Reproduce every line below character for character, from the first line through the line that contains "answer-cell: D — [135, 324, 189, 356]", with both of those lines included.

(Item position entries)
───
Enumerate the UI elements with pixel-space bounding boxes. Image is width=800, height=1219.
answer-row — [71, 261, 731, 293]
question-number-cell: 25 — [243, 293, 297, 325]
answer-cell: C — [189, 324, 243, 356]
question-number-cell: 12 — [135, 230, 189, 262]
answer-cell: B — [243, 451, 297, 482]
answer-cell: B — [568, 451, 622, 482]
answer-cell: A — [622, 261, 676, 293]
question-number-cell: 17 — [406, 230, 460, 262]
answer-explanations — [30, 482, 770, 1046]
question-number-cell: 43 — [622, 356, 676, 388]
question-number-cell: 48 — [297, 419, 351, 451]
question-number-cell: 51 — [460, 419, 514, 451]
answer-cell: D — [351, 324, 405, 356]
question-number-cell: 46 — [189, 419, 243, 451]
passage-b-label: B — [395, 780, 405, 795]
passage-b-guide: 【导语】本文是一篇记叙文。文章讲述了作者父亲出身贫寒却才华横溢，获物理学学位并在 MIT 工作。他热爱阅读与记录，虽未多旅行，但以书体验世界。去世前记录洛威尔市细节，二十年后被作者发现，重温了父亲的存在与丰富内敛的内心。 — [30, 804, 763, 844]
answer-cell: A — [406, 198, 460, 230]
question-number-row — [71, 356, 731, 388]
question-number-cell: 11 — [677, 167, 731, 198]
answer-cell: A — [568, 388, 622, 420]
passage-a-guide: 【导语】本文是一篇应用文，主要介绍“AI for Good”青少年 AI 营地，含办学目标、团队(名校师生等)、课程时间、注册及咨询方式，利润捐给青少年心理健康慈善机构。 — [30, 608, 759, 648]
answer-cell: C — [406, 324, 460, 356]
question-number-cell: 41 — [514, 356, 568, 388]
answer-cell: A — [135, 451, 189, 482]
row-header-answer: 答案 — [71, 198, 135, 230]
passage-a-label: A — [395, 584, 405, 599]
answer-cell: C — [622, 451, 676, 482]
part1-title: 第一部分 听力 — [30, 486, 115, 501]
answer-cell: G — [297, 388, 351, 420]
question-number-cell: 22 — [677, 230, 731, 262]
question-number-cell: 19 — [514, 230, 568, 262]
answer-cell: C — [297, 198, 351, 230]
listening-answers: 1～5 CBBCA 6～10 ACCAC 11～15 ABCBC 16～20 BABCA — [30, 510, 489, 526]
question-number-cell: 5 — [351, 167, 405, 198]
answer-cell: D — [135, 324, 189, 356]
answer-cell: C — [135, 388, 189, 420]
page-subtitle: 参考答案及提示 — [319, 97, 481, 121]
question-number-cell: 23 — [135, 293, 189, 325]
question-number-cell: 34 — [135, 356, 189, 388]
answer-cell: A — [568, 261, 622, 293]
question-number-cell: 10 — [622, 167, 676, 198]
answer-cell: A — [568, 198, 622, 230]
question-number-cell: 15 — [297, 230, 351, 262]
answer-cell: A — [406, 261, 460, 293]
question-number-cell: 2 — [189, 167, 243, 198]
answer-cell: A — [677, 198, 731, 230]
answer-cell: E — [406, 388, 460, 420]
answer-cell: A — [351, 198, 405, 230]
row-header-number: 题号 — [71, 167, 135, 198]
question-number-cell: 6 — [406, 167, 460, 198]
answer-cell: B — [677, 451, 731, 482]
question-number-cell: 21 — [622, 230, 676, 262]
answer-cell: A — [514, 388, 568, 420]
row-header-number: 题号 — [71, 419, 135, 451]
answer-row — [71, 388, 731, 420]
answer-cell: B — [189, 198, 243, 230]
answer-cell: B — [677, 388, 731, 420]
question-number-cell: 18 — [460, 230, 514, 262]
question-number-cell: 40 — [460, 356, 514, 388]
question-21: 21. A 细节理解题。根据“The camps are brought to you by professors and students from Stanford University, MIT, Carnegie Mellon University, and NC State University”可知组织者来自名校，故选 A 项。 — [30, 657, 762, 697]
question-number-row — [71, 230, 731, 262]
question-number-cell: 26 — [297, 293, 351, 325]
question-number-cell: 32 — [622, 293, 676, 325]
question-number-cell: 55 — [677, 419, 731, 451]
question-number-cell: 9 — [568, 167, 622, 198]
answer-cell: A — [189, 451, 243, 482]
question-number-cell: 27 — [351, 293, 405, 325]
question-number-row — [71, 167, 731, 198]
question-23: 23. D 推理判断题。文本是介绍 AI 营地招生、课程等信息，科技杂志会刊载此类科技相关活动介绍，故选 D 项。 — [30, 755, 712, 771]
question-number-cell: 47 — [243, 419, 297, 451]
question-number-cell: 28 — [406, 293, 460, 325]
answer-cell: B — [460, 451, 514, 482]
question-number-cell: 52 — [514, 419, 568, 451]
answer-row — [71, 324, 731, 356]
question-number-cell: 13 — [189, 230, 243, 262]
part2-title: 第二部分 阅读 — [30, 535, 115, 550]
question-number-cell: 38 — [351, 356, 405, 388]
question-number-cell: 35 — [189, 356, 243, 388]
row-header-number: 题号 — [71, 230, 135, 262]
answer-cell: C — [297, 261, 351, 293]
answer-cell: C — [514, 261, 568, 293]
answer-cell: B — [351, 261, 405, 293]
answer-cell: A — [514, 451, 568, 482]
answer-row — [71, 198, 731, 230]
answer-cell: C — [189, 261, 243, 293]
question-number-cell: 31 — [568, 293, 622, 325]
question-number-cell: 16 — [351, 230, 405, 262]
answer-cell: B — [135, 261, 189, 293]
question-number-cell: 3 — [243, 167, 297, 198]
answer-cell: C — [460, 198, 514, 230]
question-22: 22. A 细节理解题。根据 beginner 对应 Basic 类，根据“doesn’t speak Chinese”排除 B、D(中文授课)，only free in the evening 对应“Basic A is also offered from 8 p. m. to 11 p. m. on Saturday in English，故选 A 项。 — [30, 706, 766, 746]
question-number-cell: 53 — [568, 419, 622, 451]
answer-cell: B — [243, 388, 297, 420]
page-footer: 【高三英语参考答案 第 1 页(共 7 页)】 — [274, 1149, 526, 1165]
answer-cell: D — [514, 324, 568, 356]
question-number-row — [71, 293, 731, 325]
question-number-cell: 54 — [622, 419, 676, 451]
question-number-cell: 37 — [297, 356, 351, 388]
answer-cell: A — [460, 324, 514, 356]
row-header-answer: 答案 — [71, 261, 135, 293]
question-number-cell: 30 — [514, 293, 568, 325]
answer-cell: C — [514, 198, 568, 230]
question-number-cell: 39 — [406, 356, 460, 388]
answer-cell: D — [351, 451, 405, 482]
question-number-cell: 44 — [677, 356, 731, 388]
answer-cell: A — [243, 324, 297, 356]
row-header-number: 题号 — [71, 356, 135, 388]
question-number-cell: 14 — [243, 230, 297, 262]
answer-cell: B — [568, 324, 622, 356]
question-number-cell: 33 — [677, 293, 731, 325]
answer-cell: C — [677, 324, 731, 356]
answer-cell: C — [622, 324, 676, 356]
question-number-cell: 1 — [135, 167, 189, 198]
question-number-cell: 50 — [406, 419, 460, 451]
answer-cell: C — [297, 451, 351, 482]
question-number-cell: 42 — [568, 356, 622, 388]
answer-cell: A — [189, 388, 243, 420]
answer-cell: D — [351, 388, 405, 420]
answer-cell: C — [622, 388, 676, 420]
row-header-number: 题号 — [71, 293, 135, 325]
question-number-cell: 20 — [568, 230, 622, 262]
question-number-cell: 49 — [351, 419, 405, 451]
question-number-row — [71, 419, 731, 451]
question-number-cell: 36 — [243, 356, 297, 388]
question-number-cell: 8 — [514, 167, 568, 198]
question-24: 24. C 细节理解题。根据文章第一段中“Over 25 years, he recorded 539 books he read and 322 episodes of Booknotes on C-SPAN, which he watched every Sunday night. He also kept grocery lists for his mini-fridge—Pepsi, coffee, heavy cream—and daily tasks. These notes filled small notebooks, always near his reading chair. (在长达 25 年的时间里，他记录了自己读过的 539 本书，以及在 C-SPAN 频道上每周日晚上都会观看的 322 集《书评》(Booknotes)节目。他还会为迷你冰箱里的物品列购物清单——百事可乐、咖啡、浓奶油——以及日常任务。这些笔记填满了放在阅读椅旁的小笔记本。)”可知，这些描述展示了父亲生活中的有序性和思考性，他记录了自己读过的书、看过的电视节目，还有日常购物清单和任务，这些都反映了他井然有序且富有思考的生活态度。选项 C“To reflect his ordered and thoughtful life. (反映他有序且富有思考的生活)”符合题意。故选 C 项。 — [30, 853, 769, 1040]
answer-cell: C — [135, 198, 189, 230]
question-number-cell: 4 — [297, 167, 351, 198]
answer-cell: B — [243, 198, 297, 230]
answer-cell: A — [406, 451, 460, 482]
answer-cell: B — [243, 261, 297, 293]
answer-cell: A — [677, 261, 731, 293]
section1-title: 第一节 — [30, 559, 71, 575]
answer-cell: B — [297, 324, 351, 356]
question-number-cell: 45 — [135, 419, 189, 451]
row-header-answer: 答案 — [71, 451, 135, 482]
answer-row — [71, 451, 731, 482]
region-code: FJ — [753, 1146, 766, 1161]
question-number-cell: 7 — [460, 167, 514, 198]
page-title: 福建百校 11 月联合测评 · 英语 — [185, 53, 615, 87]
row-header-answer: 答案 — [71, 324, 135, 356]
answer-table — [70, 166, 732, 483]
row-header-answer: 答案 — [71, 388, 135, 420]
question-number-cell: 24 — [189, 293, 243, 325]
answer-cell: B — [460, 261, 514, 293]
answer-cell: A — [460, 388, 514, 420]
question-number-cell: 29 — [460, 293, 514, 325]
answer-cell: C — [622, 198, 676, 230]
───
## Finished exercise
Enumerate the UI elements with pixel-space bounding boxes. Image is width=800, height=1219.
answer-row — [71, 261, 731, 293]
question-number-cell: 25 — [243, 293, 297, 325]
answer-cell: C — [189, 324, 243, 356]
question-number-cell: 12 — [135, 230, 189, 262]
answer-cell: B — [243, 451, 297, 482]
answer-cell: B — [568, 451, 622, 482]
answer-cell: A — [622, 261, 676, 293]
question-number-cell: 17 — [406, 230, 460, 262]
answer-explanations — [30, 482, 770, 1046]
question-number-cell: 43 — [622, 356, 676, 388]
question-number-cell: 48 — [297, 419, 351, 451]
question-number-cell: 51 — [460, 419, 514, 451]
answer-cell: D — [351, 324, 405, 356]
question-number-cell: 46 — [189, 419, 243, 451]
passage-b-label: B — [395, 780, 405, 795]
passage-b-guide: 【导语】本文是一篇记叙文。文章讲述了作者父亲出身贫寒却才华横溢，获物理学学位并在 MIT 工作。他热爱阅读与记录，虽未多旅行，但以书体验世界。去世前记录洛威尔市细节，二十年后被作者发现，重温了父亲的存在与丰富内敛的内心。 — [30, 804, 763, 844]
answer-cell: A — [406, 198, 460, 230]
question-number-row — [71, 356, 731, 388]
question-number-cell: 11 — [677, 167, 731, 198]
answer-cell: A — [568, 388, 622, 420]
passage-a-guide: 【导语】本文是一篇应用文，主要介绍“AI for Good”青少年 AI 营地，含办学目标、团队(名校师生等)、课程时间、注册及咨询方式，利润捐给青少年心理健康慈善机构。 — [30, 608, 759, 648]
answer-cell: C — [406, 324, 460, 356]
question-number-cell: 41 — [514, 356, 568, 388]
answer-cell: A — [135, 451, 189, 482]
row-header-answer: 答案 — [71, 198, 135, 230]
passage-a-label: A — [395, 584, 405, 599]
answer-cell: C — [622, 451, 676, 482]
part1-title: 第一部分 听力 — [30, 486, 115, 501]
answer-cell: G — [297, 388, 351, 420]
question-number-cell: 22 — [677, 230, 731, 262]
question-number-cell: 19 — [514, 230, 568, 262]
answer-cell: C — [297, 198, 351, 230]
listening-answers: 1～5 CBBCA 6～10 ACCAC 11～15 ABCBC 16～20 BABCA — [30, 510, 489, 526]
question-number-cell: 5 — [351, 167, 405, 198]
answer-cell: D — [135, 324, 189, 356]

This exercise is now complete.